▶ What you have to do:
Every line below that includes "sistema" counts toward the total. Report that total alone.

Begin Excerpted data

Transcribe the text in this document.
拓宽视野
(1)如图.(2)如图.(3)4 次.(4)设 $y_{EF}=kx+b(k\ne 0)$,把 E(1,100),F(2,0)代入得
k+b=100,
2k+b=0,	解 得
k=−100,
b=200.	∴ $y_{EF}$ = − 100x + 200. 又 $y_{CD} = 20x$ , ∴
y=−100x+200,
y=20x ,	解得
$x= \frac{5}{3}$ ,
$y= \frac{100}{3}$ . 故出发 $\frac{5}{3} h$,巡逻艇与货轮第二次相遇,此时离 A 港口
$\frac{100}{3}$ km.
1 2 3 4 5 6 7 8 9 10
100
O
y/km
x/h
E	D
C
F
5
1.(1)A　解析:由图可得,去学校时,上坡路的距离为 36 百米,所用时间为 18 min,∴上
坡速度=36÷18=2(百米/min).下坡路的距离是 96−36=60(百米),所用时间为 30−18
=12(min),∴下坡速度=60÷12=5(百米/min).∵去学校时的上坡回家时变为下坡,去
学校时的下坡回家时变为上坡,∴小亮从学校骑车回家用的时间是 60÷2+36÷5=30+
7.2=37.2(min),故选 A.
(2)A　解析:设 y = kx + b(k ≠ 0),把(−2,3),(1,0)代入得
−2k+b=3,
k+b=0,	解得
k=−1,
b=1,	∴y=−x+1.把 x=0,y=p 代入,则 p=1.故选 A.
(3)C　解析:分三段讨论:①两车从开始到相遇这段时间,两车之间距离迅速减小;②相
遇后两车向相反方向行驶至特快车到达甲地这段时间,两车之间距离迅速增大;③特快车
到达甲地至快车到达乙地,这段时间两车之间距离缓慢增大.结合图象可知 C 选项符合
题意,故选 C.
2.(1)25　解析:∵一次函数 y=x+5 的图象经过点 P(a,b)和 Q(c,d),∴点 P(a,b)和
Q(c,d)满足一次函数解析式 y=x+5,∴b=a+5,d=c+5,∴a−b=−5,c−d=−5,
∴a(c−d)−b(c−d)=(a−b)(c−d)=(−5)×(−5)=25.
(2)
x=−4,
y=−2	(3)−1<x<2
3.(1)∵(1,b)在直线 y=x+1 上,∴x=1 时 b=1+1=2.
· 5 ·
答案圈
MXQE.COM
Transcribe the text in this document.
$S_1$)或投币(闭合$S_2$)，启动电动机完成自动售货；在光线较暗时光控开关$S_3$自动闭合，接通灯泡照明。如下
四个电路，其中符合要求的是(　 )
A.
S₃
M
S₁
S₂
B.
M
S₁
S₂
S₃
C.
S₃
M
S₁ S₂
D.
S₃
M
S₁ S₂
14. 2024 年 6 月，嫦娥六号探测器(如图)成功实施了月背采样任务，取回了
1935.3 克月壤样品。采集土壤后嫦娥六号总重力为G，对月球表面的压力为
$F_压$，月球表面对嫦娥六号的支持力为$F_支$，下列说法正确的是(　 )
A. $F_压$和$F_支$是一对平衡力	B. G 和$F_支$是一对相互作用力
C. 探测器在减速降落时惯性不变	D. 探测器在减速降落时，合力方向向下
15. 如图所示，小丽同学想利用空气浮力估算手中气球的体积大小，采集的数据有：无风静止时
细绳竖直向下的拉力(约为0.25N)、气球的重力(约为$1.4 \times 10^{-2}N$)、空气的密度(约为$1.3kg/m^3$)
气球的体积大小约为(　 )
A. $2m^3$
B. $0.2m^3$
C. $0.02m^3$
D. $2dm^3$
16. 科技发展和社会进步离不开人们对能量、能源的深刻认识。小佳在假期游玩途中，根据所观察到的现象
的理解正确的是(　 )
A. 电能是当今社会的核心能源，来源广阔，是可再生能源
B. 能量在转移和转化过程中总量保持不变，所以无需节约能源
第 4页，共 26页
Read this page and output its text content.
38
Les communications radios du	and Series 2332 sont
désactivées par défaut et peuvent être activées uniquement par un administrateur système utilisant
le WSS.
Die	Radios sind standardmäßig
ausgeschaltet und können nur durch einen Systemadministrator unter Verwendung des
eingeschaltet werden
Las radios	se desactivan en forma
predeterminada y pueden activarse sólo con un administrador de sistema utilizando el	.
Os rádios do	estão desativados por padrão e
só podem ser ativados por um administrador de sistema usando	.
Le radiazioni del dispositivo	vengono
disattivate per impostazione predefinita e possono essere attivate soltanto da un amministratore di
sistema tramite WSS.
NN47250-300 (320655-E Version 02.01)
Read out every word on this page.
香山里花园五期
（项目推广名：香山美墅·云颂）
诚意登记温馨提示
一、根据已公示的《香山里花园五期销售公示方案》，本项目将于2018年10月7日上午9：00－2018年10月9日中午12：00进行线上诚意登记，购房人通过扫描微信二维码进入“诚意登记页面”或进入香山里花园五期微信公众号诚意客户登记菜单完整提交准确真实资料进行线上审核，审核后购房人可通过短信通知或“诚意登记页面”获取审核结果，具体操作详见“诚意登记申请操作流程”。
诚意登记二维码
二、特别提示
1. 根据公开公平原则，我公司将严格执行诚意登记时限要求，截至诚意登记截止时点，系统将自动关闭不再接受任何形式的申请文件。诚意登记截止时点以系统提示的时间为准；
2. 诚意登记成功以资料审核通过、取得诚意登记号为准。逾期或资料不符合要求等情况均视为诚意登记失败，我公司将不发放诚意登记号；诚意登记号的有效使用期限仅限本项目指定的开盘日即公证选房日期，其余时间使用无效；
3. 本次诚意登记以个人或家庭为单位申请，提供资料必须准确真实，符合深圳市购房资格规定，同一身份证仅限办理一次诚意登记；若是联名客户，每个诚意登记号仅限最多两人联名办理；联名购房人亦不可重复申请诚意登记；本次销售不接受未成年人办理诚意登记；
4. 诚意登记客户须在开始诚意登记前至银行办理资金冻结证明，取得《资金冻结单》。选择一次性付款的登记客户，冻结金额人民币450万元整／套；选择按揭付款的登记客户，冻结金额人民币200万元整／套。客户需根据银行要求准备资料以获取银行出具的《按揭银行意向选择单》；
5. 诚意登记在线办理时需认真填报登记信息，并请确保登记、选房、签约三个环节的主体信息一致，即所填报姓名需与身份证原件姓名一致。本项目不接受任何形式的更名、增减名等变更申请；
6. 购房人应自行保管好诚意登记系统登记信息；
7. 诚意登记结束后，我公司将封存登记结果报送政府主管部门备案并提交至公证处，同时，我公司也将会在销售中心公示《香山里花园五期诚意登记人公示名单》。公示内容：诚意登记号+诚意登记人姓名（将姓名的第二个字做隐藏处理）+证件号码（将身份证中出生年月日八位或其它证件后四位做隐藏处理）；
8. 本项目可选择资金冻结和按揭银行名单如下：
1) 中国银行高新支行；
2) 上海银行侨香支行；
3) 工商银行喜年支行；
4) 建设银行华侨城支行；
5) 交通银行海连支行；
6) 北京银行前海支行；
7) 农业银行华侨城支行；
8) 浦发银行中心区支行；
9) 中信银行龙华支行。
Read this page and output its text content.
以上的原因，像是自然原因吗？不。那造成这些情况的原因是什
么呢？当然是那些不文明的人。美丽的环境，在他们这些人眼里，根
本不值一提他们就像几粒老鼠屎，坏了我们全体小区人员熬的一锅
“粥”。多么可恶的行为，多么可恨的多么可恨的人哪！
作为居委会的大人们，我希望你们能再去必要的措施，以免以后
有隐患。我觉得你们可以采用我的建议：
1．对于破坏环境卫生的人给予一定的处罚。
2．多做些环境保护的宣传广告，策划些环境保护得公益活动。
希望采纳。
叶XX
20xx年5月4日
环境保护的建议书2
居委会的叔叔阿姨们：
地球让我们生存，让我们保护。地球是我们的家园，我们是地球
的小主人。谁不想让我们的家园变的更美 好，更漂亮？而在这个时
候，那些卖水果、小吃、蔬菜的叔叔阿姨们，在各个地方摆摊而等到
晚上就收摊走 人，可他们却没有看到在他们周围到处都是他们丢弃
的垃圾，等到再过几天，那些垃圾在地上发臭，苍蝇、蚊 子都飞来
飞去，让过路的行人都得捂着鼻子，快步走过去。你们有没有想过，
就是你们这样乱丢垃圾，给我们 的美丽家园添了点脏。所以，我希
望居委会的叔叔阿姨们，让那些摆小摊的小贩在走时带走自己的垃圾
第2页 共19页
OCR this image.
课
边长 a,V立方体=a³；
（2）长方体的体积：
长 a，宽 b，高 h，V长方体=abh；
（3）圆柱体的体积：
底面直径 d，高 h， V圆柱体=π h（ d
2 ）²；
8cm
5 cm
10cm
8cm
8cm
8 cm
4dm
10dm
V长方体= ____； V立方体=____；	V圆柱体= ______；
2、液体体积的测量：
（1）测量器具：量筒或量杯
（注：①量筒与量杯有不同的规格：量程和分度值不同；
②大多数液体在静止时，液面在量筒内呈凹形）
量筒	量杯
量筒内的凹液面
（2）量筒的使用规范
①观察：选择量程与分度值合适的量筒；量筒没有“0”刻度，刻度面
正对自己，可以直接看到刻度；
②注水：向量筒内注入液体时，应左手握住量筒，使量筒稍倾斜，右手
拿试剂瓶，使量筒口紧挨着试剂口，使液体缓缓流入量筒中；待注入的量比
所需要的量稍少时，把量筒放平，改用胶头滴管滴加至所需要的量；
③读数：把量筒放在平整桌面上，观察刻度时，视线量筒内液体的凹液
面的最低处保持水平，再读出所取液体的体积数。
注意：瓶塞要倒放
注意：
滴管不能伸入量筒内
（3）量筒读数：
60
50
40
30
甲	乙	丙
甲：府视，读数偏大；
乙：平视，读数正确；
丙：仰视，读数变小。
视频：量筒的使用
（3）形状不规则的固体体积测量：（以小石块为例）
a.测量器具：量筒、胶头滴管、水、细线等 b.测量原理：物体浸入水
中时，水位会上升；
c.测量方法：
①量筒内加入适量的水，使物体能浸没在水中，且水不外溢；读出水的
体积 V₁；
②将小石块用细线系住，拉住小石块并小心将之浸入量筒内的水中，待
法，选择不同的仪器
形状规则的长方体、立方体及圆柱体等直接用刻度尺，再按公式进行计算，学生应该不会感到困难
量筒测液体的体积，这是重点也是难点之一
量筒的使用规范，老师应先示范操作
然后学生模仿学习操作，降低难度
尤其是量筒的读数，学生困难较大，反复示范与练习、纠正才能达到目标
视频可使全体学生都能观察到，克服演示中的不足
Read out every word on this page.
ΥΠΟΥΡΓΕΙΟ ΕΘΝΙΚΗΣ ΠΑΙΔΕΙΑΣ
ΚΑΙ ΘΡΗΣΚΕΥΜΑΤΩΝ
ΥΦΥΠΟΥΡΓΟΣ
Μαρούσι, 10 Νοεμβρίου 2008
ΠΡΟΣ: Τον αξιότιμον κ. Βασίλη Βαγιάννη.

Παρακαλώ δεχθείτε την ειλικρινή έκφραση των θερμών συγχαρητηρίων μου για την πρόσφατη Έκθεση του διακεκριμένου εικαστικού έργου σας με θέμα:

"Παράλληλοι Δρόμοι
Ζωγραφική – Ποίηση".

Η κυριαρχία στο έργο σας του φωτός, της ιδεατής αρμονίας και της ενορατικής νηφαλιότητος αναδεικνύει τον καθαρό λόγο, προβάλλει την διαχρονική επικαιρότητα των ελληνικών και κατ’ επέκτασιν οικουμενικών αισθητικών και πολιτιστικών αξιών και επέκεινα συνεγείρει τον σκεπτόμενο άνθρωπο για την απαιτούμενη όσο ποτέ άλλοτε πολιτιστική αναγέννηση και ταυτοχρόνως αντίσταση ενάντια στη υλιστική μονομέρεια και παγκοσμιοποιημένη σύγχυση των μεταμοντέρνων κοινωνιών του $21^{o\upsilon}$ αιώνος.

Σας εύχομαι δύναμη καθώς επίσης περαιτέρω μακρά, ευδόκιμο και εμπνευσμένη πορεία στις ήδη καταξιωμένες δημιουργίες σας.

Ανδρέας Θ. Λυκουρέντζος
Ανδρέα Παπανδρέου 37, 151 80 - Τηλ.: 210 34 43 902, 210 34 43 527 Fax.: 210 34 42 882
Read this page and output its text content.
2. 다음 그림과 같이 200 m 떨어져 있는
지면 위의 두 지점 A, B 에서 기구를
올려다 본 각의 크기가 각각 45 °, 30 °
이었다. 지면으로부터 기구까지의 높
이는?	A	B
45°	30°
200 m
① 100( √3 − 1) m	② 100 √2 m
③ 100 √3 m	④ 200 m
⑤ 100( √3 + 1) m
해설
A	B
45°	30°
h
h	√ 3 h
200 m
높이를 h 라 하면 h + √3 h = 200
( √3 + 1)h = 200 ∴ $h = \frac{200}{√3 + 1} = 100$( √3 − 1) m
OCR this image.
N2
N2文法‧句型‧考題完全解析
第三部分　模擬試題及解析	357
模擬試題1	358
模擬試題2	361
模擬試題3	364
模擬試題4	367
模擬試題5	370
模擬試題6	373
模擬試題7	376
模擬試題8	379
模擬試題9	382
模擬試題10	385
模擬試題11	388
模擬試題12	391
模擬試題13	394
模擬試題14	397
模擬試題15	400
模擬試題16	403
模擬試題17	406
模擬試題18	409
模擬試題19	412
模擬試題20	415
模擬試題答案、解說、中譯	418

End Excerpted data

▶ Complete output:
3